#### Set problem
Go through the material and pull out every line with the string "Capa" in it.

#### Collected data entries

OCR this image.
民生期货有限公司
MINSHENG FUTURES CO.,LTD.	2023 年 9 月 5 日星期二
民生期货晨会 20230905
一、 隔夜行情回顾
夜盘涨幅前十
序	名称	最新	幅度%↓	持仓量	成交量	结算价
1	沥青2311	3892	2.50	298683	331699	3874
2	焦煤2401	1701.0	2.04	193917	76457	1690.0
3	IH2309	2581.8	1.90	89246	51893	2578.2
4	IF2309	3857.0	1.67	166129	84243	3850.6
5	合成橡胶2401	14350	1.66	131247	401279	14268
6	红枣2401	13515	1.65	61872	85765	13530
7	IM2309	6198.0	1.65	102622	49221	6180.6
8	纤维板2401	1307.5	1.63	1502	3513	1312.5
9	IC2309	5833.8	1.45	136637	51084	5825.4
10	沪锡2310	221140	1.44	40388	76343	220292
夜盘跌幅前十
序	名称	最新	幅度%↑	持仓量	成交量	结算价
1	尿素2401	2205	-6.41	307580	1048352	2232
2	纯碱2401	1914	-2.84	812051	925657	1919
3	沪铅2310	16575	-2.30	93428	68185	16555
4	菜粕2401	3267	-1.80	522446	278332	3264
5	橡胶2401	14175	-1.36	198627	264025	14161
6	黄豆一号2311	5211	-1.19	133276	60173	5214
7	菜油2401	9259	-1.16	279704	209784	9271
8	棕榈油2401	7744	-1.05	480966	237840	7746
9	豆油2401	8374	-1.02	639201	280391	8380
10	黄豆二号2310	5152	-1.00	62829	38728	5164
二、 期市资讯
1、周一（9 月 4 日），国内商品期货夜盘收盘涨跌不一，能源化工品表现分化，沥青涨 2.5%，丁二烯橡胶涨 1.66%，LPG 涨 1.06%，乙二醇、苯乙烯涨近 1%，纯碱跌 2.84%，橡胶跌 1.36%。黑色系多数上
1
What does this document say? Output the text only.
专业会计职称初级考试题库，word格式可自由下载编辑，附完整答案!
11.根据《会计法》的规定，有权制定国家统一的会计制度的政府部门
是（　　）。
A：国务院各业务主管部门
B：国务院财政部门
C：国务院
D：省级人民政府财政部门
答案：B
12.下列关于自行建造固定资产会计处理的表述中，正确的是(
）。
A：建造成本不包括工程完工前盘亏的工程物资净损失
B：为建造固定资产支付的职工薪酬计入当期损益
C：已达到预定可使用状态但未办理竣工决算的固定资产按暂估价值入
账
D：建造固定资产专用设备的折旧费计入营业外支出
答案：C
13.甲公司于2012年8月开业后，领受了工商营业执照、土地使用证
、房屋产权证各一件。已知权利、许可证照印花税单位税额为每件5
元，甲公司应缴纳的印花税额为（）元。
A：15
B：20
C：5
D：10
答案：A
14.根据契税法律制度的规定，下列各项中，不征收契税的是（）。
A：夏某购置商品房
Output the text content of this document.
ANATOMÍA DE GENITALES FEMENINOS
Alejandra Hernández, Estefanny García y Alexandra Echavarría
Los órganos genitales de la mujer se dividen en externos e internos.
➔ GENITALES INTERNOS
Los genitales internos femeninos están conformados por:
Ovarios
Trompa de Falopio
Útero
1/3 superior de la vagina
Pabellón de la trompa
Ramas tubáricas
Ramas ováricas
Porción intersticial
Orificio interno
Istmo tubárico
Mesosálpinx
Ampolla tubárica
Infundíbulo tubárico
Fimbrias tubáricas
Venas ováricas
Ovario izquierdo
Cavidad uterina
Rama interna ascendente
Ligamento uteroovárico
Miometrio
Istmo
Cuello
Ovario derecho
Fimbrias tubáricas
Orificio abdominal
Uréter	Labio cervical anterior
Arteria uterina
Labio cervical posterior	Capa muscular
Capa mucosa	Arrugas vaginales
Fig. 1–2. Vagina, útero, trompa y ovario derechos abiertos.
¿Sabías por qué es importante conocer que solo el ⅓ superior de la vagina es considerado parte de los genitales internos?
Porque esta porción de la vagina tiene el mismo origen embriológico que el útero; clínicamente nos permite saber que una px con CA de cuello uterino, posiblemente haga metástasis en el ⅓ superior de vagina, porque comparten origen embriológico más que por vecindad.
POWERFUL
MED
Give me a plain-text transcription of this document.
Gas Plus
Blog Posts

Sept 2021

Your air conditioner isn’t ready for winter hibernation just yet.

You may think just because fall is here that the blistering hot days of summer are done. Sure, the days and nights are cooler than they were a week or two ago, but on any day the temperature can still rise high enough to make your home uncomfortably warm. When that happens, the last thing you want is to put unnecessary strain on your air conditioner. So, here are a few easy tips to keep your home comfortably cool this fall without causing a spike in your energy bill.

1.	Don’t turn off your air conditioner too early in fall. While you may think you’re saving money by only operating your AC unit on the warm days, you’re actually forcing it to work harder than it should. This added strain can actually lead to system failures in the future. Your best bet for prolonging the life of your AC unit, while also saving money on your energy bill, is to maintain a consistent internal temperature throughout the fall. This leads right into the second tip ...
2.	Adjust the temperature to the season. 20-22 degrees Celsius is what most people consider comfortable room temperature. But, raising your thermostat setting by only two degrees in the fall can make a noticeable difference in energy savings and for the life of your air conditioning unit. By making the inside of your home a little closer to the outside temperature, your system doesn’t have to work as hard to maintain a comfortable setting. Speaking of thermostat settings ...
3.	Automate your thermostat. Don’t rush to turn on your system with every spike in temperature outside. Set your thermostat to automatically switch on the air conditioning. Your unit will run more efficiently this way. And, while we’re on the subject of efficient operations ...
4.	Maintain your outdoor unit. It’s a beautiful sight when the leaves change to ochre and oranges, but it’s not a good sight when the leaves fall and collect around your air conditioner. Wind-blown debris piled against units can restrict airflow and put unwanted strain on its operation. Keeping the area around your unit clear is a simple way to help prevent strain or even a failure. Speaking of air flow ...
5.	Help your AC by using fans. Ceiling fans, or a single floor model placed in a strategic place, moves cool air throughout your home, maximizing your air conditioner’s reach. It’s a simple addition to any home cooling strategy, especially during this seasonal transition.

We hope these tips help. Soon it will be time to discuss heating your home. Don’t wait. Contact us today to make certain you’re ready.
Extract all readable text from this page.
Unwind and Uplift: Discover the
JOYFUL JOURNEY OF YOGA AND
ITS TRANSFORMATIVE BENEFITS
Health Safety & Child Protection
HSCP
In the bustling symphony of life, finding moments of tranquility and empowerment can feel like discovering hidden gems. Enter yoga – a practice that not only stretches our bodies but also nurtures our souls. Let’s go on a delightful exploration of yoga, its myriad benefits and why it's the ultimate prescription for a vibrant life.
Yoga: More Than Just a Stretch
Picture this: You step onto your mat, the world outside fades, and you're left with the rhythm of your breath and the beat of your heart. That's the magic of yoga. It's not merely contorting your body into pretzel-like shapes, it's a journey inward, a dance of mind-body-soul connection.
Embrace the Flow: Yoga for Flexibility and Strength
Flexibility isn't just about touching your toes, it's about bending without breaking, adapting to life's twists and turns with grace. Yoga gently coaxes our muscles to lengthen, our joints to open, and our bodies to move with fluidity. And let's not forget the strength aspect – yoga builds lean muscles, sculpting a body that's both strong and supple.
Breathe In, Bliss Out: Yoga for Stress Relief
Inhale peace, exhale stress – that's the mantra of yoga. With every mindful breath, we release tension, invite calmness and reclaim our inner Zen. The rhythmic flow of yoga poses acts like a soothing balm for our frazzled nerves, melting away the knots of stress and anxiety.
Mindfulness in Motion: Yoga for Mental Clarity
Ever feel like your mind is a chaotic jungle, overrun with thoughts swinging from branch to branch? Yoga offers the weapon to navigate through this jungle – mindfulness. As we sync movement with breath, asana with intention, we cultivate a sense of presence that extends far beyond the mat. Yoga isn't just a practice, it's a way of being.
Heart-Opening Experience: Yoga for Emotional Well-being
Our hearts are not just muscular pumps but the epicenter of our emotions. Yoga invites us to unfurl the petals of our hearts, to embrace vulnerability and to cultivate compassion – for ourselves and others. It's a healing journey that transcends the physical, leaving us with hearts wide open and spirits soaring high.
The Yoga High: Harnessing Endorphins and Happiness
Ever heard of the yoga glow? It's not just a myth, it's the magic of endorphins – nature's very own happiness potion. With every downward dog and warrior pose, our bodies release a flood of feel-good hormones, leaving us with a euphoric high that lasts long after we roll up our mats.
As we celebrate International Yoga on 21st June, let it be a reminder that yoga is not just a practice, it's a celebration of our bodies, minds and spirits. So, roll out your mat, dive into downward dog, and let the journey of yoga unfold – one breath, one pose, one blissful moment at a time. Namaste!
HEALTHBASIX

#### Result for this exercise
Labio cervical posterior	Capa muscular
Capa mucosa	Arrugas vaginales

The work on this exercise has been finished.